Copy out the listing that follows, exactly, without its pictures.
Begin LISTING
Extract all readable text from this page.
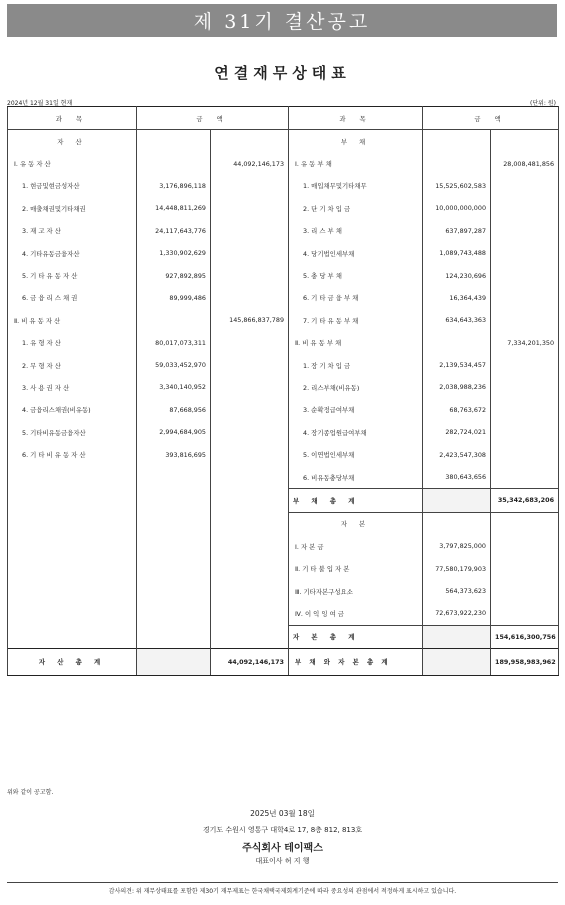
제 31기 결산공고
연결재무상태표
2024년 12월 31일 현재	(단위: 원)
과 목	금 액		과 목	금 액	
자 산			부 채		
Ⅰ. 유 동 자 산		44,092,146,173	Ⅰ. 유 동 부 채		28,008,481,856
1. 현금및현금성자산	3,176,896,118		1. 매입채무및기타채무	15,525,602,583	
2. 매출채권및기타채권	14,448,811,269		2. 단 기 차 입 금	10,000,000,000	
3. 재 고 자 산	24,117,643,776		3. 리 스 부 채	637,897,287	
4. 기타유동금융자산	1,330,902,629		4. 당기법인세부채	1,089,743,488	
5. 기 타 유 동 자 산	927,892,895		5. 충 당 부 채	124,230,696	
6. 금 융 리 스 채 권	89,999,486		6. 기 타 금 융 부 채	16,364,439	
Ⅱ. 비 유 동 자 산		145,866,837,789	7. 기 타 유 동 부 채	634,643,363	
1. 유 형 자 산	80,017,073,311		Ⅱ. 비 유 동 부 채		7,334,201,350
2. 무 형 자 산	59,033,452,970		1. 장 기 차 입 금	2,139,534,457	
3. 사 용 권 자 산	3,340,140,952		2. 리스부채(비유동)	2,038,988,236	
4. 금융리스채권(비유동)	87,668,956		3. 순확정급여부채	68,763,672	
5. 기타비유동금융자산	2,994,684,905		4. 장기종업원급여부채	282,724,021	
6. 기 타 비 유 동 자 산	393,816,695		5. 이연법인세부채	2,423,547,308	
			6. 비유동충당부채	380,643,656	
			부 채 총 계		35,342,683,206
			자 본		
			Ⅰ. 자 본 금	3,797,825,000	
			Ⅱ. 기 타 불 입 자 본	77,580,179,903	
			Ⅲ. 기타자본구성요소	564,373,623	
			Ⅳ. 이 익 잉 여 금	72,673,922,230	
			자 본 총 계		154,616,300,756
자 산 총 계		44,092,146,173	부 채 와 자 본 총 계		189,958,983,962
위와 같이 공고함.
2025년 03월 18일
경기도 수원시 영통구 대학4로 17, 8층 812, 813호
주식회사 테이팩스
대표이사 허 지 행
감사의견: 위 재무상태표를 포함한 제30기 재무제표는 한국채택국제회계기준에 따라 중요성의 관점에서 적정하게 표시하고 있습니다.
End LISTING
• EXERCISE RESULT
Extract all readable text from this page.
제 31기 결산공고
연결재무상태표
2024년 12월 31일 현재	(단위: 원)
과 목	금 액		과 목	금 액	
자 산			부 채		
Ⅰ. 유 동 자 산		44,092,146,173	Ⅰ. 유 동 부 채		28,008,481,856
1. 현금및현금성자산	3,176,896,118		1. 매입채무및기타채무	15,525,602,583	
2. 매출채권및기타채권	14,448,811,269		2. 단 기 차 입 금	10,000,000,000	
3. 재 고 자 산	24,117,643,776		3. 리 스 부 채	637,897,287	
4. 기타유동금융자산	1,330,902,629		4. 당기법인세부채	1,089,743,488	
5. 기 타 유 동 자 산	927,892,895		5. 충 당 부 채	124,230,696	
6. 금 융 리 스 채 권	89,999,486		6. 기 타 금 융 부 채	16,364,439	
Ⅱ. 비 유 동 자 산		145,866,837,789	7. 기 타 유 동 부 채	634,643,363	
1. 유 형 자 산	80,017,073,311		Ⅱ. 비 유 동 부 채		7,334,201,350
2. 무 형 자 산	59,033,452,970		1. 장 기 차 입 금	2,139,534,457	
3. 사 용 권 자 산	3,340,140,952		2. 리스부채(비유동)	2,038,988,236	
4. 금융리스채권(비유동)	87,668,956		3. 순확정급여부채	68,763,672	
5. 기타비유동금융자산	2,994,684,905		4. 장기종업원급여부채	282,724,021	
6. 기 타 비 유 동 자 산	393,816,695		5. 이연법인세부채	2,423,547,308	
			6. 비유동충당부채	380,643,656	
			부 채 총 계		35,342,683,206
			자 본		
			Ⅰ. 자 본 금	3,797,825,000	
			Ⅱ. 기 타 불 입 자 본	77,580,179,903	
			Ⅲ. 기타자본구성요소	564,373,623	
			Ⅳ. 이 익 잉 여 금	72,673,922,230	
			자 본 총 계		154,616,300,756
자 산 총 계		44,092,146,173	부 채 와 자 본 총 계		189,958,983,962
위와 같이 공고함.
2025년 03월 18일
경기도 수원시 영통구 대학4로 17, 8층 812, 813호
주식회사 테이팩스
대표이사 허 지 행
감사의견: 위 재무상태표를 포함한 제30기 재무제표는 한국채택국제회계기준에 따라 중요성의 관점에서 적정하게 표시하고 있습니다.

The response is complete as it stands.